## INSTRUCTION
Repeat the records below exactly as they appear.

## DATA FOR THIS TASK
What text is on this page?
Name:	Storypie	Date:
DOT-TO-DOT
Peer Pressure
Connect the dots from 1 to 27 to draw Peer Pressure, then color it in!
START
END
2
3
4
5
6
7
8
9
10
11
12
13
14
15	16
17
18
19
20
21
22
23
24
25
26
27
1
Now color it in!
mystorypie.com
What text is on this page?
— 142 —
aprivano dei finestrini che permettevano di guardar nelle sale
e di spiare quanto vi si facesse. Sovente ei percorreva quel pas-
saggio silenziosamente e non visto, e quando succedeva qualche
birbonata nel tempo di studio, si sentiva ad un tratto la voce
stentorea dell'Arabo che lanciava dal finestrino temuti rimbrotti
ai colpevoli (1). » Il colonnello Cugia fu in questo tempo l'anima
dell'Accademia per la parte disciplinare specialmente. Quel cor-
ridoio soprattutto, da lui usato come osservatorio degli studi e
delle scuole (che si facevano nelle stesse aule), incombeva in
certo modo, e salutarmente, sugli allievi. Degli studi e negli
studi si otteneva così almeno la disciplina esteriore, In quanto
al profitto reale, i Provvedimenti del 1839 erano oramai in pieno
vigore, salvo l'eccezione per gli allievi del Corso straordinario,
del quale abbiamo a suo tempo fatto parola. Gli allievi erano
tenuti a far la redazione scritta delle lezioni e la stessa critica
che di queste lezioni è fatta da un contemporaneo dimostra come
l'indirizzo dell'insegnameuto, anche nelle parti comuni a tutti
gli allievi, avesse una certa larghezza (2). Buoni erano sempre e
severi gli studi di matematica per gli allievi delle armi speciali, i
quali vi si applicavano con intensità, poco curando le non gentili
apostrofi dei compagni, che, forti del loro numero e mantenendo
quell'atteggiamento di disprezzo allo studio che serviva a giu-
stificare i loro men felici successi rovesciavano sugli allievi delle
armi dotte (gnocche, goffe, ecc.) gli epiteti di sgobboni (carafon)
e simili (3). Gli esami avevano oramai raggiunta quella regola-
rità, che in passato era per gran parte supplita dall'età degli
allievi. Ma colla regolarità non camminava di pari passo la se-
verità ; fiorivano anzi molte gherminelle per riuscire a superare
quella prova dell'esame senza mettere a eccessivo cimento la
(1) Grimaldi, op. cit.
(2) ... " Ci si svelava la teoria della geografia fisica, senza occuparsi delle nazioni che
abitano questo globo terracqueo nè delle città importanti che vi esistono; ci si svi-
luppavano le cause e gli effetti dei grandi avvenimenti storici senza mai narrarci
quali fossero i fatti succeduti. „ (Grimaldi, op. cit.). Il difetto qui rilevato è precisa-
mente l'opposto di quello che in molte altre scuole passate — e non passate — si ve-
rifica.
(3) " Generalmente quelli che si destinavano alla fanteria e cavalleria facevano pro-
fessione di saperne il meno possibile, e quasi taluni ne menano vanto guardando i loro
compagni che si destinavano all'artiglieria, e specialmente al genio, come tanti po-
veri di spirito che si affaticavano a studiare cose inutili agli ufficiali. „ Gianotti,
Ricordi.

## FULL ANSWER
What text is on this page?
Name:	Storypie	Date:
DOT-TO-DOT
Peer Pressure
Connect the dots from 1 to 27 to draw Peer Pressure, then color it in!
START
END
2
3
4
5
6
7
8
9
10
11
12
13
14
15	16
17
18
19
20
21
22
23
24
25
26
27
1
Now color it in!
mystorypie.com
What text is on this page?
— 142 —
aprivano dei finestrini che permettevano di guardar nelle sale
e di spiare quanto vi si facesse. Sovente ei percorreva quel pas-
saggio silenziosamente e non visto, e quando succedeva qualche
birbonata nel tempo di studio, si sentiva ad un tratto la voce
stentorea dell'Arabo che lanciava dal finestrino temuti rimbrotti
ai colpevoli (1). » Il colonnello Cugia fu in questo tempo l'anima
dell'Accademia per la parte disciplinare specialmente. Quel cor-
ridoio soprattutto, da lui usato come osservatorio degli studi e
delle scuole (che si facevano nelle stesse aule), incombeva in
certo modo, e salutarmente, sugli allievi. Degli studi e negli
studi si otteneva così almeno la disciplina esteriore, In quanto
al profitto reale, i Provvedimenti del 1839 erano oramai in pieno
vigore, salvo l'eccezione per gli allievi del Corso straordinario,
del quale abbiamo a suo tempo fatto parola. Gli allievi erano
tenuti a far la redazione scritta delle lezioni e la stessa critica
che di queste lezioni è fatta da un contemporaneo dimostra come
l'indirizzo dell'insegnameuto, anche nelle parti comuni a tutti
gli allievi, avesse una certa larghezza (2). Buoni erano sempre e
severi gli studi di matematica per gli allievi delle armi speciali, i
quali vi si applicavano con intensità, poco curando le non gentili
apostrofi dei compagni, che, forti del loro numero e mantenendo
quell'atteggiamento di disprezzo allo studio che serviva a giu-
stificare i loro men felici successi rovesciavano sugli allievi delle
armi dotte (gnocche, goffe, ecc.) gli epiteti di sgobboni (carafon)
e simili (3). Gli esami avevano oramai raggiunta quella regola-
rità, che in passato era per gran parte supplita dall'età degli
allievi. Ma colla regolarità non camminava di pari passo la se-
verità ; fiorivano anzi molte gherminelle per riuscire a superare
quella prova dell'esame senza mettere a eccessivo cimento la
(1) Grimaldi, op. cit.
(2) ... " Ci si svelava la teoria della geografia fisica, senza occuparsi delle nazioni che
abitano questo globo terracqueo nè delle città importanti che vi esistono; ci si svi-
luppavano le cause e gli effetti dei grandi avvenimenti storici senza mai narrarci
quali fossero i fatti succeduti. „ (Grimaldi, op. cit.). Il difetto qui rilevato è precisa-
mente l'opposto di quello che in molte altre scuole passate — e non passate — si ve-
rifica.
(3) " Generalmente quelli che si destinavano alla fanteria e cavalleria facevano pro-
fessione di saperne il meno possibile, e quasi taluni ne menano vanto guardando i loro
compagni che si destinavano all'artiglieria, e specialmente al genio, come tanti po-
veri di spirito che si affaticavano a studiare cose inutili agli ufficiali. „ Gianotti,
Ricordi.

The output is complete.